(Dataset excerpt)
=-=-=

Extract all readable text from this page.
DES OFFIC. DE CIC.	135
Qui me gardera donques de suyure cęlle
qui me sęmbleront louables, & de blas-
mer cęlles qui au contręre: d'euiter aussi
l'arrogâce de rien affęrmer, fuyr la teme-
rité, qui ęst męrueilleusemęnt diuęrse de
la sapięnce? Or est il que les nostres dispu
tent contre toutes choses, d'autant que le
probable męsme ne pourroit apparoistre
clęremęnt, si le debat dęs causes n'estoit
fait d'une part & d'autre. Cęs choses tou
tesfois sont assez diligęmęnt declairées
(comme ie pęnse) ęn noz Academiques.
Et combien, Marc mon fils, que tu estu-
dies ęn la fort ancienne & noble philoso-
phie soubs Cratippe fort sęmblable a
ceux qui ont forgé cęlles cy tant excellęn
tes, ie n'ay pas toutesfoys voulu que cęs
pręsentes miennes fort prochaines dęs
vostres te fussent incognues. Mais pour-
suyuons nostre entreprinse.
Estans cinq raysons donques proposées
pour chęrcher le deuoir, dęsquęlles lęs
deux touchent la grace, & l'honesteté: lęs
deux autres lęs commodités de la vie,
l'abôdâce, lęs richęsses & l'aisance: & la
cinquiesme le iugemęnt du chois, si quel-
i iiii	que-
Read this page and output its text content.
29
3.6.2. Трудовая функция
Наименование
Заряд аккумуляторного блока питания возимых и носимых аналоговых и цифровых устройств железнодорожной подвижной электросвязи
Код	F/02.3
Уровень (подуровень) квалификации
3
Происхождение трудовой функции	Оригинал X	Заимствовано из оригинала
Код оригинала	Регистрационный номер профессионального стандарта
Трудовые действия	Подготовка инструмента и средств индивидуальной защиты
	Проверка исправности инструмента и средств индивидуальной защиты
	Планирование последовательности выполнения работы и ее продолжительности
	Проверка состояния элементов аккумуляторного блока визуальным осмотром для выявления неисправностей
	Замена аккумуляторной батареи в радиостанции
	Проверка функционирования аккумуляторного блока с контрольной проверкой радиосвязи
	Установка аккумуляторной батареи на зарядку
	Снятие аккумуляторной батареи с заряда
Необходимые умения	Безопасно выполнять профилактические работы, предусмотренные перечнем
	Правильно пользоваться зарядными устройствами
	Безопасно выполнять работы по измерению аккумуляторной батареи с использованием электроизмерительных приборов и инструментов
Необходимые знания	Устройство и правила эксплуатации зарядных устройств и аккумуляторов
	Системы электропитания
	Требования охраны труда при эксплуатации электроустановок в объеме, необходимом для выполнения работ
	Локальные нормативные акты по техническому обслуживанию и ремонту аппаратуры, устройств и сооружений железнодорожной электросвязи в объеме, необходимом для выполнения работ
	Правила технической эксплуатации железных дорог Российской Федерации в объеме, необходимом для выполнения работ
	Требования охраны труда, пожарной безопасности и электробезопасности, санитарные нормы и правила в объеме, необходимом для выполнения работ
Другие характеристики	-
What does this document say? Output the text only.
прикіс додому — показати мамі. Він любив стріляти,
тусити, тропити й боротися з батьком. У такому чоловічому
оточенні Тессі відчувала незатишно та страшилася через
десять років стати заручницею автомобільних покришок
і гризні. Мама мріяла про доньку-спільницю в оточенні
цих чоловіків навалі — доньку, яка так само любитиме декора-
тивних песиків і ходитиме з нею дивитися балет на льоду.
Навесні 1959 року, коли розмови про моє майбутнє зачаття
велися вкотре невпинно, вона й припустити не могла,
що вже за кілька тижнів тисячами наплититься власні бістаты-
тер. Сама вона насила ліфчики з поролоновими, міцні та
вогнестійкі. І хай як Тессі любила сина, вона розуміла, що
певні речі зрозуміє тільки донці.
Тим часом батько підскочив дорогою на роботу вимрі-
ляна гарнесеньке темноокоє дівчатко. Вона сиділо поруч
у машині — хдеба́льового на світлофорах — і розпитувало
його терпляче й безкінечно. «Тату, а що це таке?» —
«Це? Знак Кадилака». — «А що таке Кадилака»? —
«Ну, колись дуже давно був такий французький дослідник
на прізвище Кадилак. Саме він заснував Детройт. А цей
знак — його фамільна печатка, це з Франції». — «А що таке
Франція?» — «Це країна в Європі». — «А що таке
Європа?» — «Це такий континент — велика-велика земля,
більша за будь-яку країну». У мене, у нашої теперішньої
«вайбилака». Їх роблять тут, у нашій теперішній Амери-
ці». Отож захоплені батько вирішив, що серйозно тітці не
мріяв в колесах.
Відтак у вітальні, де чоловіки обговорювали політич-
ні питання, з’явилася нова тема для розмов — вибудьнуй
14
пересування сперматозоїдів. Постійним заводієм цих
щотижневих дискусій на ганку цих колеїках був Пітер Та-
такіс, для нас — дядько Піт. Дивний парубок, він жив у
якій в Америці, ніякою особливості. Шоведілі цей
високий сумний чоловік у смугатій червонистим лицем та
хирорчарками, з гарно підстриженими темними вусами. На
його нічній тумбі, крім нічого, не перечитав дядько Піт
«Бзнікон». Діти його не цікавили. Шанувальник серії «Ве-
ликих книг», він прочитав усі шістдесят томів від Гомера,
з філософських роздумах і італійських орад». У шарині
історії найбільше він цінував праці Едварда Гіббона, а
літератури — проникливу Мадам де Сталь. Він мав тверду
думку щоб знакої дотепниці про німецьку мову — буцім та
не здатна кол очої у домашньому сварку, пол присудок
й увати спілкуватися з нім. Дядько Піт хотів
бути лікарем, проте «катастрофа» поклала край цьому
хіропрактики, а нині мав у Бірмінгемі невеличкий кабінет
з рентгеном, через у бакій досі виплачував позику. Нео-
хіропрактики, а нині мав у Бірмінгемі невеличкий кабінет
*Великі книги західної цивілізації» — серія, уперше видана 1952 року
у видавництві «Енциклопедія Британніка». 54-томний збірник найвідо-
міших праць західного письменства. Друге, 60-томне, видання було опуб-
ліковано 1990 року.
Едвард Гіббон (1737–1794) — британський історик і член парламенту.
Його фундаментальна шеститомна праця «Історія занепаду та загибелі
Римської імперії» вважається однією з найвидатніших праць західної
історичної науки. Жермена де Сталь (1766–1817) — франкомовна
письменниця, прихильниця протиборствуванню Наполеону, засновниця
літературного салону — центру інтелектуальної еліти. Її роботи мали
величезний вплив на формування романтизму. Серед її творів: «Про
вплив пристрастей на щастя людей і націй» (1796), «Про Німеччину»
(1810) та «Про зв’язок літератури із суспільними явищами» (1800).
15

=-=-=

WHAT TO WORK ON:
Make an exact copy of every entry.

FULL SOLUTION:
Extract all readable text from this page.
DES OFFIC. DE CIC.	135
Qui me gardera donques de suyure cęlle
qui me sęmbleront louables, & de blas-
mer cęlles qui au contręre: d'euiter aussi
l'arrogâce de rien affęrmer, fuyr la teme-
rité, qui ęst męrueilleusemęnt diuęrse de
la sapięnce? Or est il que les nostres dispu
tent contre toutes choses, d'autant que le
probable męsme ne pourroit apparoistre
clęremęnt, si le debat dęs causes n'estoit
fait d'une part & d'autre. Cęs choses tou
tesfois sont assez diligęmęnt declairées
(comme ie pęnse) ęn noz Academiques.
Et combien, Marc mon fils, que tu estu-
dies ęn la fort ancienne & noble philoso-
phie soubs Cratippe fort sęmblable a
ceux qui ont forgé cęlles cy tant excellęn
tes, ie n'ay pas toutesfoys voulu que cęs
pręsentes miennes fort prochaines dęs
vostres te fussent incognues. Mais pour-
suyuons nostre entreprinse.
Estans cinq raysons donques proposées
pour chęrcher le deuoir, dęsquęlles lęs
deux touchent la grace, & l'honesteté: lęs
deux autres lęs commodités de la vie,
l'abôdâce, lęs richęsses & l'aisance: & la
cinquiesme le iugemęnt du chois, si quel-
i iiii	que-
Read this page and output its text content.
29
3.6.2. Трудовая функция
Наименование
Заряд аккумуляторного блока питания возимых и носимых аналоговых и цифровых устройств железнодорожной подвижной электросвязи
Код	F/02.3
Уровень (подуровень) квалификации
3
Происхождение трудовой функции	Оригинал X	Заимствовано из оригинала
Код оригинала	Регистрационный номер профессионального стандарта
Трудовые действия	Подготовка инструмента и средств индивидуальной защиты
	Проверка исправности инструмента и средств индивидуальной защиты
	Планирование последовательности выполнения работы и ее продолжительности
	Проверка состояния элементов аккумуляторного блока визуальным осмотром для выявления неисправностей
	Замена аккумуляторной батареи в радиостанции
	Проверка функционирования аккумуляторного блока с контрольной проверкой радиосвязи
	Установка аккумуляторной батареи на зарядку
	Снятие аккумуляторной батареи с заряда
Необходимые умения	Безопасно выполнять профилактические работы, предусмотренные перечнем
	Правильно пользоваться зарядными устройствами
	Безопасно выполнять работы по измерению аккумуляторной батареи с использованием электроизмерительных приборов и инструментов
Необходимые знания	Устройство и правила эксплуатации зарядных устройств и аккумуляторов
	Системы электропитания
	Требования охраны труда при эксплуатации электроустановок в объеме, необходимом для выполнения работ
	Локальные нормативные акты по техническому обслуживанию и ремонту аппаратуры, устройств и сооружений железнодорожной электросвязи в объеме, необходимом для выполнения работ
	Правила технической эксплуатации железных дорог Российской Федерации в объеме, необходимом для выполнения работ
	Требования охраны труда, пожарной безопасности и электробезопасности, санитарные нормы и правила в объеме, необходимом для выполнения работ
Другие характеристики	-
What does this document say? Output the text only.
прикіс додому — показати мамі. Він любив стріляти,
тусити, тропити й боротися з батьком. У такому чоловічому
оточенні Тессі відчувала незатишно та страшилася через
десять років стати заручницею автомобільних покришок
і гризні. Мама мріяла про доньку-спільницю в оточенні
цих чоловіків навалі — доньку, яка так само любитиме декора-
тивних песиків і ходитиме з нею дивитися балет на льоду.
Навесні 1959 року, коли розмови про моє майбутнє зачаття
велися вкотре невпинно, вона й припустити не могла,
що вже за кілька тижнів тисячами наплититься власні бістаты-
тер. Сама вона насила ліфчики з поролоновими, міцні та
вогнестійкі. І хай як Тессі любила сина, вона розуміла, що
певні речі зрозуміє тільки донці.
Тим часом батько підскочив дорогою на роботу вимрі-
ляна гарнесеньке темноокоє дівчатко. Вона сиділо поруч
у машині — хдеба́льового на світлофорах — і розпитувало
його терпляче й безкінечно. «Тату, а що це таке?» —
«Це? Знак Кадилака». — «А що таке Кадилака»? —
«Ну, колись дуже давно був такий французький дослідник
на прізвище Кадилак. Саме він заснував Детройт. А цей
знак — його фамільна печатка, це з Франції». — «А що таке
Франція?» — «Це країна в Європі». — «А що таке
Європа?» — «Це такий континент — велика-велика земля,
більша за будь-яку країну». У мене, у нашої теперішньої
«вайбилака». Їх роблять тут, у нашій теперішній Амери-
ці». Отож захоплені батько вирішив, що серйозно тітці не
мріяв в колесах.
Відтак у вітальні, де чоловіки обговорювали політич-
ні питання, з’явилася нова тема для розмов — вибудьнуй
14
пересування сперматозоїдів. Постійним заводієм цих
щотижневих дискусій на ганку цих колеїках був Пітер Та-
такіс, для нас — дядько Піт. Дивний парубок, він жив у
якій в Америці, ніякою особливості. Шоведілі цей
високий сумний чоловік у смугатій червонистим лицем та
хирорчарками, з гарно підстриженими темними вусами. На
його нічній тумбі, крім нічого, не перечитав дядько Піт
«Бзнікон». Діти його не цікавили. Шанувальник серії «Ве-
ликих книг», він прочитав усі шістдесят томів від Гомера,
з філософських роздумах і італійських орад». У шарині
історії найбільше він цінував праці Едварда Гіббона, а
літератури — проникливу Мадам де Сталь. Він мав тверду
думку щоб знакої дотепниці про німецьку мову — буцім та
не здатна кол очої у домашньому сварку, пол присудок
й увати спілкуватися з нім. Дядько Піт хотів
бути лікарем, проте «катастрофа» поклала край цьому
хіропрактики, а нині мав у Бірмінгемі невеличкий кабінет
з рентгеном, через у бакій досі виплачував позику. Нео-
хіропрактики, а нині мав у Бірмінгемі невеличкий кабінет
*Великі книги західної цивілізації» — серія, уперше видана 1952 року
у видавництві «Енциклопедія Британніка». 54-томний збірник найвідо-
міших праць західного письменства. Друге, 60-томне, видання було опуб-
ліковано 1990 року.
Едвард Гіббон (1737–1794) — британський історик і член парламенту.
Його фундаментальна шеститомна праця «Історія занепаду та загибелі
Римської імперії» вважається однією з найвидатніших праць західної
історичної науки. Жермена де Сталь (1766–1817) — франкомовна
письменниця, прихильниця протиборствуванню Наполеону, засновниця
літературного салону — центру інтелектуальної еліти. Її роботи мали
величезний вплив на формування романтизму. Серед її творів: «Про
вплив пристрастей на щастя людей і націй» (1796), «Про Німеччину»
(1810) та «Про зв’язок літератури із суспільними явищами» (1800).
15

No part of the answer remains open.